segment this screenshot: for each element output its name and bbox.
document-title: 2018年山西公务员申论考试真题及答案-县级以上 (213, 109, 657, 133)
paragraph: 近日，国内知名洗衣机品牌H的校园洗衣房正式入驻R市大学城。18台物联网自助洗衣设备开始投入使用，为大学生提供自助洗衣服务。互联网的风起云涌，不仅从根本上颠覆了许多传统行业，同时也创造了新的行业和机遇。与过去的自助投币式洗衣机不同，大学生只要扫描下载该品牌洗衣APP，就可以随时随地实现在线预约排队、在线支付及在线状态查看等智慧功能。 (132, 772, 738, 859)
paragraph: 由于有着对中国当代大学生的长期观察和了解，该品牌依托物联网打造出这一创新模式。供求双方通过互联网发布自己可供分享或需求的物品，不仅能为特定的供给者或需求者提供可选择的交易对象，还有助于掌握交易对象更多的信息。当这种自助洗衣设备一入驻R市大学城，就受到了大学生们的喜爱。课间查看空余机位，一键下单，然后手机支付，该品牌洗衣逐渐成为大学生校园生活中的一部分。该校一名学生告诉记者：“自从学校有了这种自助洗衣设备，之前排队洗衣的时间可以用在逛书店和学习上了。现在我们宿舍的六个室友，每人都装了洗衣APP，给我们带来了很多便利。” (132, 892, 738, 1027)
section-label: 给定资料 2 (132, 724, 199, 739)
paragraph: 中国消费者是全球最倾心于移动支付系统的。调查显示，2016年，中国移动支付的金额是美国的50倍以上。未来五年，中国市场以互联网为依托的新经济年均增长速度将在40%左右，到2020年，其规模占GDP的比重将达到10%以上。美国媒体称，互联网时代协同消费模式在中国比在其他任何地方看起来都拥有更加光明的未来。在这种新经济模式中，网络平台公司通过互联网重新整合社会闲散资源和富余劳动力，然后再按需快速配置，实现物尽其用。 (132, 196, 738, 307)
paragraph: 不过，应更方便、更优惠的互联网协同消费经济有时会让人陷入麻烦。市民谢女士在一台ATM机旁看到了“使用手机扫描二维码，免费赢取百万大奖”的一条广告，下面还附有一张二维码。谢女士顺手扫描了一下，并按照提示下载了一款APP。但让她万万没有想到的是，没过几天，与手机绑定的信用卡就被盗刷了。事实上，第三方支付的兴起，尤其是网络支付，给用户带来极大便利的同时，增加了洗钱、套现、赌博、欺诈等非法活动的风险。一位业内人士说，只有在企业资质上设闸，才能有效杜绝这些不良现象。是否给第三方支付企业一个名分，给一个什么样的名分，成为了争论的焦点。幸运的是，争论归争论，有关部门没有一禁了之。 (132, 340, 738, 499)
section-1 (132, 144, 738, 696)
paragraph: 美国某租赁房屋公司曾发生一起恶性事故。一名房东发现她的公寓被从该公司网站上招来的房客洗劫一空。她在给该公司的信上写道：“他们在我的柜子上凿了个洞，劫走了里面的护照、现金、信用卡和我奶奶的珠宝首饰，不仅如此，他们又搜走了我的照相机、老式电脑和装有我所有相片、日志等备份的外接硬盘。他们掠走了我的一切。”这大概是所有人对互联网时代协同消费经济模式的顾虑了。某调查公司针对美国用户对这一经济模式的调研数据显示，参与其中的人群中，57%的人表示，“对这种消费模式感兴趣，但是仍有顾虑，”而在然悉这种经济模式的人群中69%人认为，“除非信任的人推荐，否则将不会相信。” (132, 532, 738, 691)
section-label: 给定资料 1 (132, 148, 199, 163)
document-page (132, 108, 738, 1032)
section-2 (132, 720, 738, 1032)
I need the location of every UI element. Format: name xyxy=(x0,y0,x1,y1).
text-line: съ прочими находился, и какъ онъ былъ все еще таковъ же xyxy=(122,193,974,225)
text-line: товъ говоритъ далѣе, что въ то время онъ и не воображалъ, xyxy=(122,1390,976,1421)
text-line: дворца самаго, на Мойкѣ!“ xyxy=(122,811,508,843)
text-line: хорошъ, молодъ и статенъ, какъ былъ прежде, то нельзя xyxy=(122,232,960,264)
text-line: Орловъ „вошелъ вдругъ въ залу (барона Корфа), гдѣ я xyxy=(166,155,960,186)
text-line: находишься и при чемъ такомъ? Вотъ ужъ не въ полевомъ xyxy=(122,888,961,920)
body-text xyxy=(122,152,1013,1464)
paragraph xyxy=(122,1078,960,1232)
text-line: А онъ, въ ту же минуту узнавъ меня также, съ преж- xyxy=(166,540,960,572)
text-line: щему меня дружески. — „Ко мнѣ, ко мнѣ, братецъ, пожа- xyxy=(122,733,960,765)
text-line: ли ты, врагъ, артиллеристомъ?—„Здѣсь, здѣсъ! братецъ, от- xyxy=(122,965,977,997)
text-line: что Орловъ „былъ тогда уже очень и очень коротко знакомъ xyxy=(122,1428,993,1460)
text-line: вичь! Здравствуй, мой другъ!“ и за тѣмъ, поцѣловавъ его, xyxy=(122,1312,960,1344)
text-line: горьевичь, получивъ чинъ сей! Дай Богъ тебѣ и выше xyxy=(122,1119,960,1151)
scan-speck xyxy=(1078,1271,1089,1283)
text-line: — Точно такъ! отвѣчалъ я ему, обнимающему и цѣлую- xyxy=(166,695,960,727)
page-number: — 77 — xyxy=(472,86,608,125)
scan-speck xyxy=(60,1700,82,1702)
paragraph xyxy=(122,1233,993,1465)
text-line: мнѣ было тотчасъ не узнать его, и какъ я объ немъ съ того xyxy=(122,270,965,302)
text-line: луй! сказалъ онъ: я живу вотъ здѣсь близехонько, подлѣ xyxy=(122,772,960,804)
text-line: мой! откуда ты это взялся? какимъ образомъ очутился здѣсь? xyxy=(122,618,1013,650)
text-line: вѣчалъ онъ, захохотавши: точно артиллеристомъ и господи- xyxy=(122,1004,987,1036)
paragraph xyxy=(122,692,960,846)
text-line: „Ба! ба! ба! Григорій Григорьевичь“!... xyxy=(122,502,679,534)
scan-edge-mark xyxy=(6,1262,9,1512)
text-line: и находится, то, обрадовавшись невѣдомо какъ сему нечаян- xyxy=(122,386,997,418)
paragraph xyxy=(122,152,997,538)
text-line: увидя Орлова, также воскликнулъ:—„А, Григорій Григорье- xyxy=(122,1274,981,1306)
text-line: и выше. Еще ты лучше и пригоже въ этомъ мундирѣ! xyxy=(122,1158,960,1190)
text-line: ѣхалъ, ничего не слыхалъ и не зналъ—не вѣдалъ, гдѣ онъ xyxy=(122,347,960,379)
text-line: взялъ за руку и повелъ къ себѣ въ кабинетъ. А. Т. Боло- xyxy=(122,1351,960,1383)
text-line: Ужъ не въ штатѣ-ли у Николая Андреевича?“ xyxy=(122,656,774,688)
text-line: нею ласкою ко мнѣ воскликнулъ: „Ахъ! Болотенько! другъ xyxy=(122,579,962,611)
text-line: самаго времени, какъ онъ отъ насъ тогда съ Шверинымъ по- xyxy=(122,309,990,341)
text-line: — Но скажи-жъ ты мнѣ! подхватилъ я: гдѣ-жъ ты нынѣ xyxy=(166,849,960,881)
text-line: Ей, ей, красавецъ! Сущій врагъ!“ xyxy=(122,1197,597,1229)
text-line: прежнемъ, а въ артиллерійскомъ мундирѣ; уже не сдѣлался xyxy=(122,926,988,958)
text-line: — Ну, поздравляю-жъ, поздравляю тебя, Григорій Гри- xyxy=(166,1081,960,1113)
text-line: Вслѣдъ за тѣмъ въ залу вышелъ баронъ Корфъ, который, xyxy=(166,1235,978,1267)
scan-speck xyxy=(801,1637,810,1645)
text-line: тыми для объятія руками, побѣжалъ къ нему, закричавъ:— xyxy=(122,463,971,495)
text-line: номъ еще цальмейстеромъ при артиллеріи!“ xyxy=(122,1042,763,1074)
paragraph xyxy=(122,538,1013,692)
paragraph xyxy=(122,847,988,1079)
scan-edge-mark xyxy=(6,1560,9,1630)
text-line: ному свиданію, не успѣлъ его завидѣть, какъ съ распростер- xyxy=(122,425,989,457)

+++++

DIRECTIONS => Reproduce the entries from the first line through the line containing "196, 738, 307)", including both of those lines.

RESPONSE TO THE TASK =>
segment this screenshot: for each element output its name and bbox.
document-title: 2018年山西公务员申论考试真题及答案-县级以上 (213, 109, 657, 133)
paragraph: 近日，国内知名洗衣机品牌H的校园洗衣房正式入驻R市大学城。18台物联网自助洗衣设备开始投入使用，为大学生提供自助洗衣服务。互联网的风起云涌，不仅从根本上颠覆了许多传统行业，同时也创造了新的行业和机遇。与过去的自助投币式洗衣机不同，大学生只要扫描下载该品牌洗衣APP，就可以随时随地实现在线预约排队、在线支付及在线状态查看等智慧功能。 (132, 772, 738, 859)
paragraph: 由于有着对中国当代大学生的长期观察和了解，该品牌依托物联网打造出这一创新模式。供求双方通过互联网发布自己可供分享或需求的物品，不仅能为特定的供给者或需求者提供可选择的交易对象，还有助于掌握交易对象更多的信息。当这种自助洗衣设备一入驻R市大学城，就受到了大学生们的喜爱。课间查看空余机位，一键下单，然后手机支付，该品牌洗衣逐渐成为大学生校园生活中的一部分。该校一名学生告诉记者：“自从学校有了这种自助洗衣设备，之前排队洗衣的时间可以用在逛书店和学习上了。现在我们宿舍的六个室友，每人都装了洗衣APP，给我们带来了很多便利。” (132, 892, 738, 1027)
section-label: 给定资料 2 (132, 724, 199, 739)
paragraph: 中国消费者是全球最倾心于移动支付系统的。调查显示，2016年，中国移动支付的金额是美国的50倍以上。未来五年，中国市场以互联网为依托的新经济年均增长速度将在40%左右，到2020年，其规模占GDP的比重将达到10%以上。美国媒体称，互联网时代协同消费模式在中国比在其他任何地方看起来都拥有更加光明的未来。在这种新经济模式中，网络平台公司通过互联网重新整合社会闲散资源和富余劳动力，然后再按需快速配置，实现物尽其用。 (132, 196, 738, 307)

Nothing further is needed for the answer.